__Problem__: Write out the whole listing again, exactly.

__Supplied records__:
|---|
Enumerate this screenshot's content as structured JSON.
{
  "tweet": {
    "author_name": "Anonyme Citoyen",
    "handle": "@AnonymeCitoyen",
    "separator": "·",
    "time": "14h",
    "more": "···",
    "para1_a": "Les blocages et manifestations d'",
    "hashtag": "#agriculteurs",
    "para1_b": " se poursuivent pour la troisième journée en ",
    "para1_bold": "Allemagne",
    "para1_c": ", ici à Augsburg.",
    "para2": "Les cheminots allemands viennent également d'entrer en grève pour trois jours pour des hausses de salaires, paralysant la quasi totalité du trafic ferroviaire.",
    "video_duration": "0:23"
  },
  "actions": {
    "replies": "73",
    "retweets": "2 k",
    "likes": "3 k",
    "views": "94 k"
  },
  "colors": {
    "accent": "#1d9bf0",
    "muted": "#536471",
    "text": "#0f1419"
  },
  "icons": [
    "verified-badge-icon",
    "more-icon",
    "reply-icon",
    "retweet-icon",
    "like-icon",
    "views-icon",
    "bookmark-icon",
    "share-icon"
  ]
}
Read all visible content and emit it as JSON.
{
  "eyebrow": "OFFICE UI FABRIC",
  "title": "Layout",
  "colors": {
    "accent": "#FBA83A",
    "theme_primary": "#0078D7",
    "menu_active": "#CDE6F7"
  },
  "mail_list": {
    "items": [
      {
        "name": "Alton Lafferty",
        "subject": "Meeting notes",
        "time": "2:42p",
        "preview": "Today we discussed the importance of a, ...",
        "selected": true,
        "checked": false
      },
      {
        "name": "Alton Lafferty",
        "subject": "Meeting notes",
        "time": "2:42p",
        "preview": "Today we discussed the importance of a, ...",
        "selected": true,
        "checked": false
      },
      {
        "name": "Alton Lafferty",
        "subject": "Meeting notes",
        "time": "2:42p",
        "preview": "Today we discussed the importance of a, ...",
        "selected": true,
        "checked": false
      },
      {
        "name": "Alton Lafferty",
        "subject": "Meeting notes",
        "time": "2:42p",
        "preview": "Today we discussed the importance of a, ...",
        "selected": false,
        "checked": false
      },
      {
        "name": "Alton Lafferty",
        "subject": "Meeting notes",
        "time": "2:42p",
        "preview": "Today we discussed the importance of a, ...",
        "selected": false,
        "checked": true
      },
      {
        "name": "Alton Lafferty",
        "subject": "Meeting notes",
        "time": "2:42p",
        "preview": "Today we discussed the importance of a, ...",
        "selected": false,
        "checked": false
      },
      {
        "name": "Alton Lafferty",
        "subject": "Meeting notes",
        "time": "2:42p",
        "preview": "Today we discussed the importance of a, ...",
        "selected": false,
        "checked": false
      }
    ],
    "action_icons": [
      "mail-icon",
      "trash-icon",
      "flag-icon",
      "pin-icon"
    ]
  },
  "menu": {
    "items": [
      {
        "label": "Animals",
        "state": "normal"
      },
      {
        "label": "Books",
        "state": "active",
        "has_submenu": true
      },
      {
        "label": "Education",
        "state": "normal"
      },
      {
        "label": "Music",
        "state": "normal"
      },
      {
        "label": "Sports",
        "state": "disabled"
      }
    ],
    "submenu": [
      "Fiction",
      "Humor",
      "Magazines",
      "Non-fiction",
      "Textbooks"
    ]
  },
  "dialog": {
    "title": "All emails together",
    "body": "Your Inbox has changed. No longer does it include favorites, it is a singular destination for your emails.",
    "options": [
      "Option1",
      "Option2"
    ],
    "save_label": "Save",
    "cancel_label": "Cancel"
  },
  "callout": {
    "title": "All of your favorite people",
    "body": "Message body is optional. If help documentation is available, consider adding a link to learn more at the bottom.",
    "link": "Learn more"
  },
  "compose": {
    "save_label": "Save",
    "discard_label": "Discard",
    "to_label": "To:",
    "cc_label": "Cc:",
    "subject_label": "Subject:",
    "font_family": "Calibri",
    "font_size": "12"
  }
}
|---|
__Response to the exercise__:
Enumerate this screenshot's content as structured JSON.
{
  "tweet": {
    "author_name": "Anonyme Citoyen",
    "handle": "@AnonymeCitoyen",
    "separator": "·",
    "time": "14h",
    "more": "···",
    "para1_a": "Les blocages et manifestations d'",
    "hashtag": "#agriculteurs",
    "para1_b": " se poursuivent pour la troisième journée en ",
    "para1_bold": "Allemagne",
    "para1_c": ", ici à Augsburg.",
    "para2": "Les cheminots allemands viennent également d'entrer en grève pour trois jours pour des hausses de salaires, paralysant la quasi totalité du trafic ferroviaire.",
    "video_duration": "0:23"
  },
  "actions": {
    "replies": "73",
    "retweets": "2 k",
    "likes": "3 k",
    "views": "94 k"
  },
  "colors": {
    "accent": "#1d9bf0",
    "muted": "#536471",
    "text": "#0f1419"
  },
  "icons": [
    "verified-badge-icon",
    "more-icon",
    "reply-icon",
    "retweet-icon",
    "like-icon",
    "views-icon",
    "bookmark-icon",
    "share-icon"
  ]
}
Read all visible content and emit it as JSON.
{
  "eyebrow": "OFFICE UI FABRIC",
  "title": "Layout",
  "colors": {
    "accent": "#FBA83A",
    "theme_primary": "#0078D7",
    "menu_active": "#CDE6F7"
  },
  "mail_list": {
    "items": [
      {
        "name": "Alton Lafferty",
        "subject": "Meeting notes",
        "time": "2:42p",
        "preview": "Today we discussed the importance of a, ...",
        "selected": true,
        "checked": false
      },
      {
        "name": "Alton Lafferty",
        "subject": "Meeting notes",
        "time": "2:42p",
        "preview": "Today we discussed the importance of a, ...",
        "selected": true,
        "checked": false
      },
      {
        "name": "Alton Lafferty",
        "subject": "Meeting notes",
        "time": "2:42p",
        "preview": "Today we discussed the importance of a, ...",
        "selected": true,
        "checked": false
      },
      {
        "name": "Alton Lafferty",
        "subject": "Meeting notes",
        "time": "2:42p",
        "preview": "Today we discussed the importance of a, ...",
        "selected": false,
        "checked": false
      },
      {
        "name": "Alton Lafferty",
        "subject": "Meeting notes",
        "time": "2:42p",
        "preview": "Today we discussed the importance of a, ...",
        "selected": false,
        "checked": true
      },
      {
        "name": "Alton Lafferty",
        "subject": "Meeting notes",
        "time": "2:42p",
        "preview": "Today we discussed the importance of a, ...",
        "selected": false,
        "checked": false
      },
      {
        "name": "Alton Lafferty",
        "subject": "Meeting notes",
        "time": "2:42p",
        "preview": "Today we discussed the importance of a, ...",
        "selected": false,
        "checked": false
      }
    ],
    "action_icons": [
      "mail-icon",
      "trash-icon",
      "flag-icon",
      "pin-icon"
    ]
  },
  "menu": {
    "items": [
      {
        "label": "Animals",
        "state": "normal"
      },
      {
        "label": "Books",
        "state": "active",
        "has_submenu": true
      },
      {
        "label": "Education",
        "state": "normal"
      },
      {
        "label": "Music",
        "state": "normal"
      },
      {
        "label": "Sports",
        "state": "disabled"
      }
    ],
    "submenu": [
      "Fiction",
      "Humor",
      "Magazines",
      "Non-fiction",
      "Textbooks"
    ]
  },
  "dialog": {
    "title": "All emails together",
    "body": "Your Inbox has changed. No longer does it include favorites, it is a singular destination for your emails.",
    "options": [
      "Option1",
      "Option2"
    ],
    "save_label": "Save",
    "cancel_label": "Cancel"
  },
  "callout": {
    "title": "All of your favorite people",
    "body": "Message body is optional. If help documentation is available, consider adding a link to learn more at the bottom.",
    "link": "Learn more"
  },
  "compose": {
    "save_label": "Save",
    "discard_label": "Discard",
    "to_label": "To:",
    "cc_label": "Cc:",
    "subject_label": "Subject:",
    "font_family": "Calibri",
    "font_size": "12"
  }
}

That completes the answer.